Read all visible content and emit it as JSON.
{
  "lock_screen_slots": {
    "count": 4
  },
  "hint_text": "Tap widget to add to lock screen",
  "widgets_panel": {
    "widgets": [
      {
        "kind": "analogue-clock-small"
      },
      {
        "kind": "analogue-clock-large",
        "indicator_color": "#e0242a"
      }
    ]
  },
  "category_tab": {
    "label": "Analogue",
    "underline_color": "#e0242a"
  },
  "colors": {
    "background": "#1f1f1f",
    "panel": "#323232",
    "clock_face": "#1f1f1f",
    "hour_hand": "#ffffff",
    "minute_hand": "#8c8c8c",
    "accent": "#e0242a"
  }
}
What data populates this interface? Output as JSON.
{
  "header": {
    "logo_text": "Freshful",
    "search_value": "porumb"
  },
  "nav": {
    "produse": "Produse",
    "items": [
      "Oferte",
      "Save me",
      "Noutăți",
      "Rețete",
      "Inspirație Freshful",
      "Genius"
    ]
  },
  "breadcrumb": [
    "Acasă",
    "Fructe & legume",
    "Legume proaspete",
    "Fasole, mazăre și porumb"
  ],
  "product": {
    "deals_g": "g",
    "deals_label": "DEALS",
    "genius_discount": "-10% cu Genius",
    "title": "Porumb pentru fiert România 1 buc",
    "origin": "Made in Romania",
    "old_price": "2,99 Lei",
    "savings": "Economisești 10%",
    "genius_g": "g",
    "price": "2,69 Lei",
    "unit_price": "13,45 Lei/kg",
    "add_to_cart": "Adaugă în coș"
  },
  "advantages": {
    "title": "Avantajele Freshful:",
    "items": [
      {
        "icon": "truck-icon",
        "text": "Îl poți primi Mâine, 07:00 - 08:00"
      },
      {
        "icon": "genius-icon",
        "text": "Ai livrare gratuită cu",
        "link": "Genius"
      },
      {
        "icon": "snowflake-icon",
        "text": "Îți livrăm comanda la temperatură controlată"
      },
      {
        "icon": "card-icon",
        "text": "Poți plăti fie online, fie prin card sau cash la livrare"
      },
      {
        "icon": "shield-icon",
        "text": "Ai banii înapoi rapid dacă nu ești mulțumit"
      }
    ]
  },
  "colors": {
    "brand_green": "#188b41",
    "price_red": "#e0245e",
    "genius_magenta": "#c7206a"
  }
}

▶ [What the task asks]: Output every record above exactly as it appears.

▶ [Exercise output]:
Read all visible content and emit it as JSON.
{
  "lock_screen_slots": {
    "count": 4
  },
  "hint_text": "Tap widget to add to lock screen",
  "widgets_panel": {
    "widgets": [
      {
        "kind": "analogue-clock-small"
      },
      {
        "kind": "analogue-clock-large",
        "indicator_color": "#e0242a"
      }
    ]
  },
  "category_tab": {
    "label": "Analogue",
    "underline_color": "#e0242a"
  },
  "colors": {
    "background": "#1f1f1f",
    "panel": "#323232",
    "clock_face": "#1f1f1f",
    "hour_hand": "#ffffff",
    "minute_hand": "#8c8c8c",
    "accent": "#e0242a"
  }
}
What data populates this interface? Output as JSON.
{
  "header": {
    "logo_text": "Freshful",
    "search_value": "porumb"
  },
  "nav": {
    "produse": "Produse",
    "items": [
      "Oferte",
      "Save me",
      "Noutăți",
      "Rețete",
      "Inspirație Freshful",
      "Genius"
    ]
  },
  "breadcrumb": [
    "Acasă",
    "Fructe & legume",
    "Legume proaspete",
    "Fasole, mazăre și porumb"
  ],
  "product": {
    "deals_g": "g",
    "deals_label": "DEALS",
    "genius_discount": "-10% cu Genius",
    "title": "Porumb pentru fiert România 1 buc",
    "origin": "Made in Romania",
    "old_price": "2,99 Lei",
    "savings": "Economisești 10%",
    "genius_g": "g",
    "price": "2,69 Lei",
    "unit_price": "13,45 Lei/kg",
    "add_to_cart": "Adaugă în coș"
  },
  "advantages": {
    "title": "Avantajele Freshful:",
    "items": [
      {
        "icon": "truck-icon",
        "text": "Îl poți primi Mâine, 07:00 - 08:00"
      },
      {
        "icon": "genius-icon",
        "text": "Ai livrare gratuită cu",
        "link": "Genius"
      },
      {
        "icon": "snowflake-icon",
        "text": "Îți livrăm comanda la temperatură controlată"
      },
      {
        "icon": "card-icon",
        "text": "Poți plăti fie online, fie prin card sau cash la livrare"
      },
      {
        "icon": "shield-icon",
        "text": "Ai banii înapoi rapid dacă nu ești mulțumit"
      }
    ]
  },
  "colors": {
    "brand_green": "#188b41",
    "price_red": "#e0245e",
    "genius_magenta": "#c7206a"
  }
}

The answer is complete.